§ **GOAL OF THE EXERCISE**
Repeat the lines below from the line with "chevron-down-icon[interactable]: ▼ xyxy=(830,13,836,22)" to the line with "navigator-zoom-thumb[interactable]: ▮ xyxy=(1267,203,1272,213)", including both of those lines.

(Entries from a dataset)
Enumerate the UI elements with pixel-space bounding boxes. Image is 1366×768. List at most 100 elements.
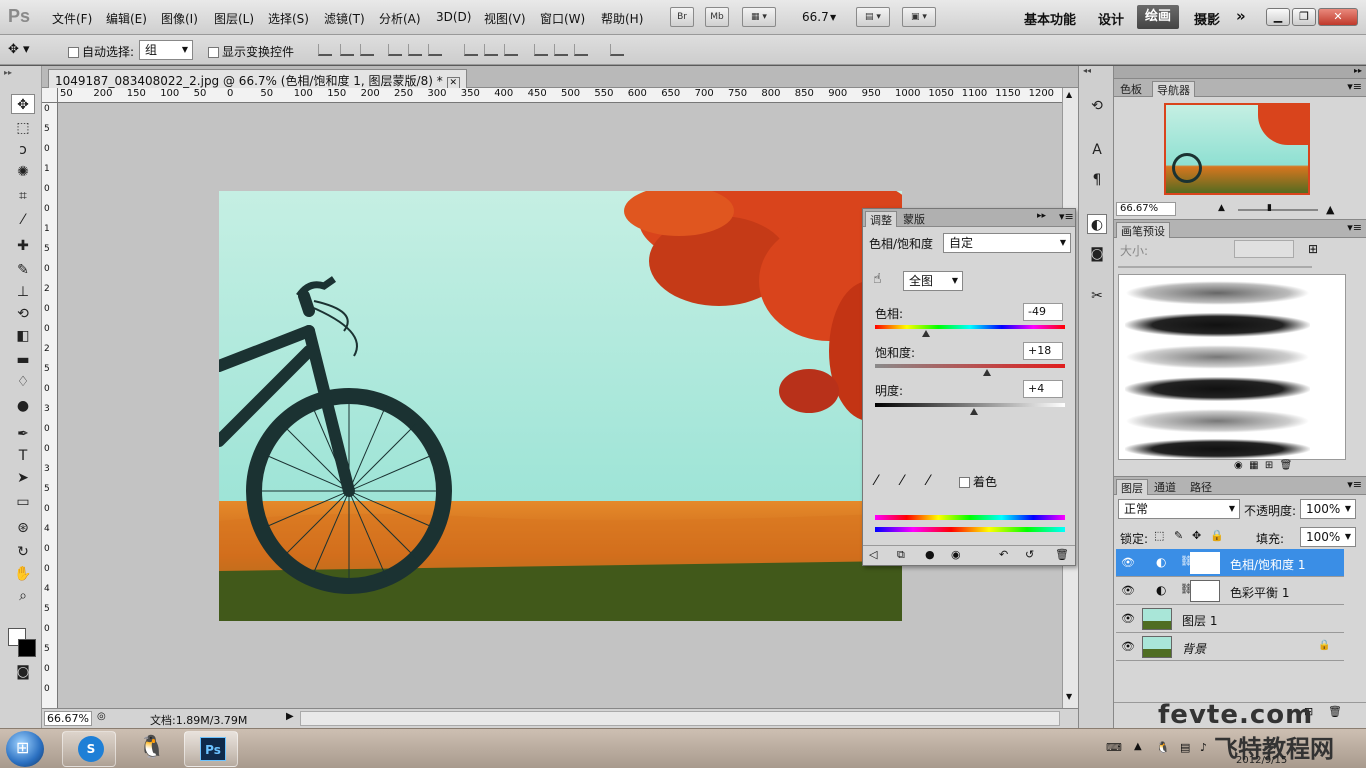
chevron-down-icon[interactable]: ▼ xyxy=(830,13,836,22)
brush-size-slider[interactable] xyxy=(1118,266,1312,268)
collapse-arrows-icon[interactable]: ▸▸ xyxy=(4,68,12,77)
navigator-zoom-thumb[interactable]: ▮ xyxy=(1267,203,1272,213)
brush-preset-item[interactable] xyxy=(1125,313,1310,337)
auto-select-dropdown[interactable]: 组 xyxy=(139,40,193,60)
visibility-eye-icon[interactable]: 👁 xyxy=(1121,612,1135,625)
tab-masks[interactable]: 蒙版 xyxy=(899,211,929,227)
brush-panel-footer-icons[interactable]: ◉ ▦ ⊞ 🗑 xyxy=(1234,460,1292,471)
align-left-icon[interactable] xyxy=(388,44,402,56)
zoom-tool-icon[interactable]: ⌕ xyxy=(11,586,35,606)
saturation-value-input[interactable]: +18 xyxy=(1023,342,1063,360)
brush-size-input[interactable] xyxy=(1234,240,1294,258)
panel-menu-icon[interactable]: ▾≡ xyxy=(1347,80,1362,93)
visibility-eye-icon[interactable]: 👁 xyxy=(1121,640,1135,653)
character-panel-icon[interactable]: A xyxy=(1087,140,1107,160)
dock-collapse-icon[interactable]: ▸▸ xyxy=(1354,66,1362,75)
history-brush-tool-icon[interactable]: ⟲ xyxy=(11,304,35,324)
keyboard-icon[interactable]: ⌨ xyxy=(1106,741,1122,754)
menu-analysis[interactable]: 分析(A) xyxy=(379,10,421,27)
history-panel-icon[interactable]: ⟲ xyxy=(1087,96,1107,116)
crop-tool-icon[interactable]: ⌗ xyxy=(11,186,35,206)
paragraph-panel-icon[interactable]: ¶ xyxy=(1087,170,1107,190)
tray-expand-icon[interactable]: ▲ xyxy=(1134,741,1142,752)
panel-menu-icon[interactable]: ▾≡ xyxy=(1059,210,1074,223)
pen-tool-icon[interactable]: ✒ xyxy=(11,424,35,444)
bridge-button[interactable]: Br xyxy=(670,7,694,27)
network-icon[interactable]: ▤ xyxy=(1180,741,1190,754)
lock-transparent-icon[interactable]: ⬚ xyxy=(1154,529,1164,542)
create-brush-icon[interactable]: ⊞ xyxy=(1308,242,1318,256)
layer-mask-thumbnail[interactable] xyxy=(1190,580,1220,602)
auto-select-checkbox[interactable]: 自动选择: xyxy=(68,43,134,60)
mini-bridge-button[interactable]: Mb xyxy=(705,7,729,27)
menu-file[interactable]: 文件(F) xyxy=(52,10,92,27)
layer-name[interactable]: 背景 xyxy=(1182,640,1206,657)
marquee-tool-icon[interactable]: ⬚ xyxy=(11,118,35,138)
horizontal-scrollbar[interactable] xyxy=(300,711,1060,726)
brush-preset-item[interactable] xyxy=(1125,281,1310,305)
volume-icon[interactable]: ♪ xyxy=(1200,741,1207,754)
workspace-essentials[interactable]: 基本功能 xyxy=(1024,9,1076,28)
ruler-origin[interactable] xyxy=(42,88,58,103)
distribute-right-icon[interactable] xyxy=(574,44,588,56)
restore-button[interactable]: ❐ xyxy=(1292,8,1316,26)
hue-slider-thumb[interactable] xyxy=(922,330,931,337)
tab-layers[interactable]: 图层 xyxy=(1116,479,1148,495)
layer-thumbnail[interactable] xyxy=(1142,636,1172,658)
menu-select[interactable]: 选择(S) xyxy=(268,10,309,27)
eyedropper-tool-icon[interactable]: ⁄ xyxy=(11,210,35,230)
zoom-in-icon[interactable]: ▲ xyxy=(1326,203,1334,216)
distribute-vcenter-icon[interactable] xyxy=(484,44,498,56)
colorize-checkbox[interactable]: 着色 xyxy=(959,473,997,490)
distribute-left-icon[interactable] xyxy=(534,44,548,56)
tab-swatches[interactable]: 色板 xyxy=(1116,81,1146,97)
align-bottom-icon[interactable] xyxy=(360,44,374,56)
scroll-down-icon[interactable]: ▼ xyxy=(1066,692,1072,701)
layer-row-color-balance[interactable]: 👁 ◐ ⛓ 色彩平衡 1 xyxy=(1116,577,1344,605)
tab-navigator[interactable]: 导航器 xyxy=(1152,81,1195,97)
close-button[interactable]: ✕ xyxy=(1318,8,1358,26)
expand-panels-icon[interactable]: ◂◂ xyxy=(1083,66,1091,75)
brush-preset-item[interactable] xyxy=(1125,377,1310,401)
menu-window[interactable]: 窗口(W) xyxy=(540,10,585,27)
back-arrow-icon[interactable]: ◁ xyxy=(869,548,877,561)
lightness-value-input[interactable]: +4 xyxy=(1023,380,1063,398)
menu-image[interactable]: 图像(I) xyxy=(161,10,198,27)
tab-adjustments[interactable]: 调整 xyxy=(865,211,897,227)
adjustments-panel-icon[interactable]: ◐ xyxy=(1087,214,1107,234)
eraser-tool-icon[interactable]: ◧ xyxy=(11,326,35,346)
menu-help[interactable]: 帮助(H) xyxy=(601,10,643,27)
zoom-out-icon[interactable]: ▲ xyxy=(1218,203,1225,213)
workspace-photography[interactable]: 摄影 xyxy=(1194,9,1220,28)
layer-name[interactable]: 图层 1 xyxy=(1182,612,1217,629)
layer-thumbnail[interactable] xyxy=(1142,608,1172,630)
auto-align-icon[interactable] xyxy=(610,44,624,56)
taskbar-app-qq[interactable]: 🐧 xyxy=(122,731,176,767)
arrange-documents-button[interactable]: ▤ ▾ xyxy=(856,7,890,27)
lock-all-icon[interactable]: 🔒 xyxy=(1210,529,1224,542)
status-info-icon[interactable]: ◎ xyxy=(97,711,106,722)
background-color-swatch[interactable] xyxy=(18,639,36,657)
layer-row-layer-1[interactable]: 👁 图层 1 xyxy=(1116,605,1344,633)
brush-preset-item[interactable] xyxy=(1125,409,1310,433)
tab-paths[interactable]: 路径 xyxy=(1186,479,1216,495)
navigator-zoom-slider[interactable] xyxy=(1238,209,1318,211)
zoom-level-field[interactable]: 66.7 xyxy=(802,10,829,24)
preset-dropdown[interactable]: 自定 xyxy=(943,233,1071,253)
clone-stamp-tool-icon[interactable]: ⊥ xyxy=(11,282,35,302)
qq-tray-icon[interactable]: 🐧 xyxy=(1156,741,1170,754)
blend-mode-dropdown[interactable]: 正常 xyxy=(1118,499,1240,519)
view-extras-button[interactable]: ▦ ▾ xyxy=(742,7,776,27)
minimize-button[interactable]: ▁ xyxy=(1266,8,1290,26)
shape-tool-icon[interactable]: ▭ xyxy=(11,492,35,512)
visibility-eye-icon[interactable]: 👁 xyxy=(1121,584,1135,597)
target-adjust-hand-icon[interactable]: ☝ xyxy=(873,271,882,287)
distribute-hcenter-icon[interactable] xyxy=(554,44,568,56)
layer-name[interactable]: 色相/饱和度 1 xyxy=(1230,556,1306,573)
masks-panel-icon[interactable]: ◙ xyxy=(1087,244,1107,264)
workspace-design[interactable]: 设计 xyxy=(1098,9,1124,28)
hand-tool-icon[interactable]: ✋ xyxy=(11,564,35,584)
menu-edit[interactable]: 编辑(E) xyxy=(106,10,147,27)
3d-orbit-tool-icon[interactable]: ↻ xyxy=(11,542,35,562)
layer-name[interactable]: 色彩平衡 1 xyxy=(1230,584,1289,601)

§ **SOLUTION**
chevron-down-icon[interactable]: ▼ xyxy=(830,13,836,22)
brush-size-slider[interactable] xyxy=(1118,266,1312,268)
collapse-arrows-icon[interactable]: ▸▸ xyxy=(4,68,12,77)
navigator-zoom-thumb[interactable]: ▮ xyxy=(1267,203,1272,213)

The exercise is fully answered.